## RECORDS SUPPLIED

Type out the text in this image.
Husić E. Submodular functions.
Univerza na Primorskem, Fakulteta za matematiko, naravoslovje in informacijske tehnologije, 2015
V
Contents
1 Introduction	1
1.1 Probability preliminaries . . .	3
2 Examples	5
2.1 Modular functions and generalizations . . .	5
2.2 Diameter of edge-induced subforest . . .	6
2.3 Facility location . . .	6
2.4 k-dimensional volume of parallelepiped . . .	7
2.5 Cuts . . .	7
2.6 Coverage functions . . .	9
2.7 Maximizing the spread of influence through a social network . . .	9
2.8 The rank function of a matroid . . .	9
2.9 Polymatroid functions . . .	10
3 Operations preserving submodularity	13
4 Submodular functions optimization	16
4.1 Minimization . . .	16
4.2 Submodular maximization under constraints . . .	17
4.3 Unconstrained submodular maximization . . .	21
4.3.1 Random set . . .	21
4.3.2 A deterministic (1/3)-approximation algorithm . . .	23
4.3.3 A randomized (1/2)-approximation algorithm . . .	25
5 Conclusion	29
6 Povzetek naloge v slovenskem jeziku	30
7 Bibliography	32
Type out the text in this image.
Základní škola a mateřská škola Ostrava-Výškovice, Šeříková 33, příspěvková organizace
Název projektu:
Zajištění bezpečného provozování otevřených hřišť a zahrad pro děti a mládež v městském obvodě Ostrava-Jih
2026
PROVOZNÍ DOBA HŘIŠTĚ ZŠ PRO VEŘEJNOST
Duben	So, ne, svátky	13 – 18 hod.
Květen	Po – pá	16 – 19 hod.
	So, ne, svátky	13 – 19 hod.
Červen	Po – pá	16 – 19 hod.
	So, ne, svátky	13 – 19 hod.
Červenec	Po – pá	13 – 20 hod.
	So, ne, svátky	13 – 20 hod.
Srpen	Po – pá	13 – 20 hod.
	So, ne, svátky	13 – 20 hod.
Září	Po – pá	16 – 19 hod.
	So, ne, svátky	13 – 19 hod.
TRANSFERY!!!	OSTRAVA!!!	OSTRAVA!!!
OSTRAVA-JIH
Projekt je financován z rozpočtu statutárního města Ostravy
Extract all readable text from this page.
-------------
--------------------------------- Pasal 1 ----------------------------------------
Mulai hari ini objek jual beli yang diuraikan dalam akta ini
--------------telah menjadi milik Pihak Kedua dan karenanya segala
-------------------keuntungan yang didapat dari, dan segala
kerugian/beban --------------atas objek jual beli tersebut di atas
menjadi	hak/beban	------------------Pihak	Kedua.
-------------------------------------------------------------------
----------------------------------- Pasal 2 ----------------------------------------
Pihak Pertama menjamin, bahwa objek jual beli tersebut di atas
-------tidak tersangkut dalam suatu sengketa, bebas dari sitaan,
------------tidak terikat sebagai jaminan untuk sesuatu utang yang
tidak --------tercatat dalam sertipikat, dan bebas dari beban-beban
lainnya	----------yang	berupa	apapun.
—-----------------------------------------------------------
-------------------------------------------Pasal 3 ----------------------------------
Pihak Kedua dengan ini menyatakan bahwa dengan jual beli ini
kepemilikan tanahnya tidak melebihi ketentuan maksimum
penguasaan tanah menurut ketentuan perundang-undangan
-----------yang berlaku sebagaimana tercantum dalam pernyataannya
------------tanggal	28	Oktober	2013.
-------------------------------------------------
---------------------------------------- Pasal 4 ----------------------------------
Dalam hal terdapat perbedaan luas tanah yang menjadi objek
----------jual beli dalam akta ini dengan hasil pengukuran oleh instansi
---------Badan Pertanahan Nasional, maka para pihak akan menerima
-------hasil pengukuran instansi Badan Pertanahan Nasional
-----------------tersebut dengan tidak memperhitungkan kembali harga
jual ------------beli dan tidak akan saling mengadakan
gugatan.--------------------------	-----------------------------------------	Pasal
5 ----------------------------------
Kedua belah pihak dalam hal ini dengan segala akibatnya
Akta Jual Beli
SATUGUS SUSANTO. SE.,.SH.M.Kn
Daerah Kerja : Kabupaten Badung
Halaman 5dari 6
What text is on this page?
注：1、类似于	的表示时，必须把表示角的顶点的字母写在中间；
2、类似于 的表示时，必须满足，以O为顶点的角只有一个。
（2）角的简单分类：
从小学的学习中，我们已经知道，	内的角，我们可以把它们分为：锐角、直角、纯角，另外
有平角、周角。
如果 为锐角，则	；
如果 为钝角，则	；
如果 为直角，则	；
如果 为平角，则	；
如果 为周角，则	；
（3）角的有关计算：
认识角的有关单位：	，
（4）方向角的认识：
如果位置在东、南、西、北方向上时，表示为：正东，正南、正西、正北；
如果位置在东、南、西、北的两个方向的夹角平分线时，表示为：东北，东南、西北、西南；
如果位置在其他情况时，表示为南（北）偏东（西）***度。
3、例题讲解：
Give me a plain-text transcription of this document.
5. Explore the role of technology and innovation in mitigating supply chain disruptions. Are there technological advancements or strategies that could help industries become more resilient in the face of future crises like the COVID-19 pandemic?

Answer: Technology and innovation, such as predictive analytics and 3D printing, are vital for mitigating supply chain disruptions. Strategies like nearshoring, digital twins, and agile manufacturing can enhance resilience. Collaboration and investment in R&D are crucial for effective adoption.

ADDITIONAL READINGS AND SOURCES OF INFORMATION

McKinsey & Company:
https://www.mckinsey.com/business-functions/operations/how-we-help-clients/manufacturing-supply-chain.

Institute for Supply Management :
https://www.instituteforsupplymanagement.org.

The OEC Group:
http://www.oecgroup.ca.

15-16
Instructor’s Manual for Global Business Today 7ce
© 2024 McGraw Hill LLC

## WHAT THE TASK ASKS
Locate the word "Kedua" in the data above. Copy every line carrying it.

## SOLUTION TO THE PROBLEM
--------------telah menjadi milik Pihak Kedua dan karenanya segala
menjadi	hak/beban	------------------Pihak	Kedua.
Pihak Kedua dengan ini menyatakan bahwa dengan jual beli ini
Kedua belah pihak dalam hal ini dengan segala akibatnya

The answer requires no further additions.